[Job]:
All of the data below must be repeated exactly.

(Records from a collection)
=======

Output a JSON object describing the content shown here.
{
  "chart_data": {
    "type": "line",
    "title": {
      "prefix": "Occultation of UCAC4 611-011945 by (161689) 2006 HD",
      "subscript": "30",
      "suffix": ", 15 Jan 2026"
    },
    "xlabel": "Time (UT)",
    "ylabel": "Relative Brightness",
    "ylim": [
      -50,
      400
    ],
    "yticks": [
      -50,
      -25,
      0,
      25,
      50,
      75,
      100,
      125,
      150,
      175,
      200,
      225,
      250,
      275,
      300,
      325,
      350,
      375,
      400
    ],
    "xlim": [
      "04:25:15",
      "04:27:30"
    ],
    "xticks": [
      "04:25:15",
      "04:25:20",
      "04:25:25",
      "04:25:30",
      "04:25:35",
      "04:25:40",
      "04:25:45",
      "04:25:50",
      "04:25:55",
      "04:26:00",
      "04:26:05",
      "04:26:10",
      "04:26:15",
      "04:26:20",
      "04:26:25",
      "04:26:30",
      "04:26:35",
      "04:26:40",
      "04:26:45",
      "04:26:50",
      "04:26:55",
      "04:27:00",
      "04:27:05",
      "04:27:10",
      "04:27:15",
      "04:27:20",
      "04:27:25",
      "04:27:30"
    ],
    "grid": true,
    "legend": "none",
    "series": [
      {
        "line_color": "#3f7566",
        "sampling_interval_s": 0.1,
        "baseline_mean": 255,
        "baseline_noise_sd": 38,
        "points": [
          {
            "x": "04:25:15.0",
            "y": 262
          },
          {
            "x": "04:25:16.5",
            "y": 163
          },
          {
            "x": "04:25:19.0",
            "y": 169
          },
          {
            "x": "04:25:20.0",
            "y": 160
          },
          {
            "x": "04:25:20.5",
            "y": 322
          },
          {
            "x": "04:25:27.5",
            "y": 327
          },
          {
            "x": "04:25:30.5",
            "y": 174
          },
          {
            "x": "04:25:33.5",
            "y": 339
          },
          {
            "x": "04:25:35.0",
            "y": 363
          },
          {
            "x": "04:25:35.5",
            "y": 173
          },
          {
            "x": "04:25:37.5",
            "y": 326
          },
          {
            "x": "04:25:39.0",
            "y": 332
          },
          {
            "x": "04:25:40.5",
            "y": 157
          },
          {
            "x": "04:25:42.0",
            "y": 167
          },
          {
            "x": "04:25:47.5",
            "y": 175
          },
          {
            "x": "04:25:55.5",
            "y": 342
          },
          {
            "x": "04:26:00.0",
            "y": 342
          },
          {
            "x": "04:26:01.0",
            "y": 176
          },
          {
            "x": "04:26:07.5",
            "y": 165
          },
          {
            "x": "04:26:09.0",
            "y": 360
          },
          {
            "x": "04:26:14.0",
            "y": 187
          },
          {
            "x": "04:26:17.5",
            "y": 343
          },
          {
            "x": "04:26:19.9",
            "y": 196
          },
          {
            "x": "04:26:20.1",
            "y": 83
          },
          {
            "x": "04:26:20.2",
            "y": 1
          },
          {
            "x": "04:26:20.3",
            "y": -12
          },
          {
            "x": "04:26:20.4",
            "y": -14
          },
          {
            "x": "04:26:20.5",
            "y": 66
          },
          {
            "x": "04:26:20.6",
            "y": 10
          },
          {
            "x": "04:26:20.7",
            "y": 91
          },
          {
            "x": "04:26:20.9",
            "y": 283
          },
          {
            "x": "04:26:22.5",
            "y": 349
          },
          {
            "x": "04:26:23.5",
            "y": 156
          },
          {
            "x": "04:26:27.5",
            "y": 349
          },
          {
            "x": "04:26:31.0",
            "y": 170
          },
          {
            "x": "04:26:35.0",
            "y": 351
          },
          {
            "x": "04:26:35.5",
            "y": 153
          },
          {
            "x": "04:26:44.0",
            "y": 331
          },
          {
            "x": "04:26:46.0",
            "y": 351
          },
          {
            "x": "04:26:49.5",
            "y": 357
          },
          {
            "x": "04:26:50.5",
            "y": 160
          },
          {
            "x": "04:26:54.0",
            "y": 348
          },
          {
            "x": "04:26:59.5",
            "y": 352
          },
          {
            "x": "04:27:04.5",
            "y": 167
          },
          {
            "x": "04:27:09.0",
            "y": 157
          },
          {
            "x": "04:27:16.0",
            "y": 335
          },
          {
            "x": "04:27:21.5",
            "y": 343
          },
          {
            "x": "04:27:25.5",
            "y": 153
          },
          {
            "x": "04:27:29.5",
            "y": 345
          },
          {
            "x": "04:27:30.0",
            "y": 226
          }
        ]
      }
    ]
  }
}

=======

[Reply]:
Output a JSON object describing the content shown here.
{
  "chart_data": {
    "type": "line",
    "title": {
      "prefix": "Occultation of UCAC4 611-011945 by (161689) 2006 HD",
      "subscript": "30",
      "suffix": ", 15 Jan 2026"
    },
    "xlabel": "Time (UT)",
    "ylabel": "Relative Brightness",
    "ylim": [
      -50,
      400
    ],
    "yticks": [
      -50,
      -25,
      0,
      25,
      50,
      75,
      100,
      125,
      150,
      175,
      200,
      225,
      250,
      275,
      300,
      325,
      350,
      375,
      400
    ],
    "xlim": [
      "04:25:15",
      "04:27:30"
    ],
    "xticks": [
      "04:25:15",
      "04:25:20",
      "04:25:25",
      "04:25:30",
      "04:25:35",
      "04:25:40",
      "04:25:45",
      "04:25:50",
      "04:25:55",
      "04:26:00",
      "04:26:05",
      "04:26:10",
      "04:26:15",
      "04:26:20",
      "04:26:25",
      "04:26:30",
      "04:26:35",
      "04:26:40",
      "04:26:45",
      "04:26:50",
      "04:26:55",
      "04:27:00",
      "04:27:05",
      "04:27:10",
      "04:27:15",
      "04:27:20",
      "04:27:25",
      "04:27:30"
    ],
    "grid": true,
    "legend": "none",
    "series": [
      {
        "line_color": "#3f7566",
        "sampling_interval_s": 0.1,
        "baseline_mean": 255,
        "baseline_noise_sd": 38,
        "points": [
          {
            "x": "04:25:15.0",
            "y": 262
          },
          {
            "x": "04:25:16.5",
            "y": 163
          },
          {
            "x": "04:25:19.0",
            "y": 169
          },
          {
            "x": "04:25:20.0",
            "y": 160
          },
          {
            "x": "04:25:20.5",
            "y": 322
          },
          {
            "x": "04:25:27.5",
            "y": 327
          },
          {
            "x": "04:25:30.5",
            "y": 174
          },
          {
            "x": "04:25:33.5",
            "y": 339
          },
          {
            "x": "04:25:35.0",
            "y": 363
          },
          {
            "x": "04:25:35.5",
            "y": 173
          },
          {
            "x": "04:25:37.5",
            "y": 326
          },
          {
            "x": "04:25:39.0",
            "y": 332
          },
          {
            "x": "04:25:40.5",
            "y": 157
          },
          {
            "x": "04:25:42.0",
            "y": 167
          },
          {
            "x": "04:25:47.5",
            "y": 175
          },
          {
            "x": "04:25:55.5",
            "y": 342
          },
          {
            "x": "04:26:00.0",
            "y": 342
          },
          {
            "x": "04:26:01.0",
            "y": 176
          },
          {
            "x": "04:26:07.5",
            "y": 165
          },
          {
            "x": "04:26:09.0",
            "y": 360
          },
          {
            "x": "04:26:14.0",
            "y": 187
          },
          {
            "x": "04:26:17.5",
            "y": 343
          },
          {
            "x": "04:26:19.9",
            "y": 196
          },
          {
            "x": "04:26:20.1",
            "y": 83
          },
          {
            "x": "04:26:20.2",
            "y": 1
          },
          {
            "x": "04:26:20.3",
            "y": -12
          },
          {
            "x": "04:26:20.4",
            "y": -14
          },
          {
            "x": "04:26:20.5",
            "y": 66
          },
          {
            "x": "04:26:20.6",
            "y": 10
          },
          {
            "x": "04:26:20.7",
            "y": 91
          },
          {
            "x": "04:26:20.9",
            "y": 283
          },
          {
            "x": "04:26:22.5",
            "y": 349
          },
          {
            "x": "04:26:23.5",
            "y": 156
          },
          {
            "x": "04:26:27.5",
            "y": 349
          },
          {
            "x": "04:26:31.0",
            "y": 170
          },
          {
            "x": "04:26:35.0",
            "y": 351
          },
          {
            "x": "04:26:35.5",
            "y": 153
          },
          {
            "x": "04:26:44.0",
            "y": 331
          },
          {
            "x": "04:26:46.0",
            "y": 351
          },
          {
            "x": "04:26:49.5",
            "y": 357
          },
          {
            "x": "04:26:50.5",
            "y": 160
          },
          {
            "x": "04:26:54.0",
            "y": 348
          },
          {
            "x": "04:26:59.5",
            "y": 352
          },
          {
            "x": "04:27:04.5",
            "y": 167
          },
          {
            "x": "04:27:09.0",
            "y": 157
          },
          {
            "x": "04:27:16.0",
            "y": 335
          },
          {
            "x": "04:27:21.5",
            "y": 343
          },
          {
            "x": "04:27:25.5",
            "y": 153
          },
          {
            "x": "04:27:29.5",
            "y": 345
          },
          {
            "x": "04:27:30.0",
            "y": 226
          }
        ]
      }
    ]
  }
}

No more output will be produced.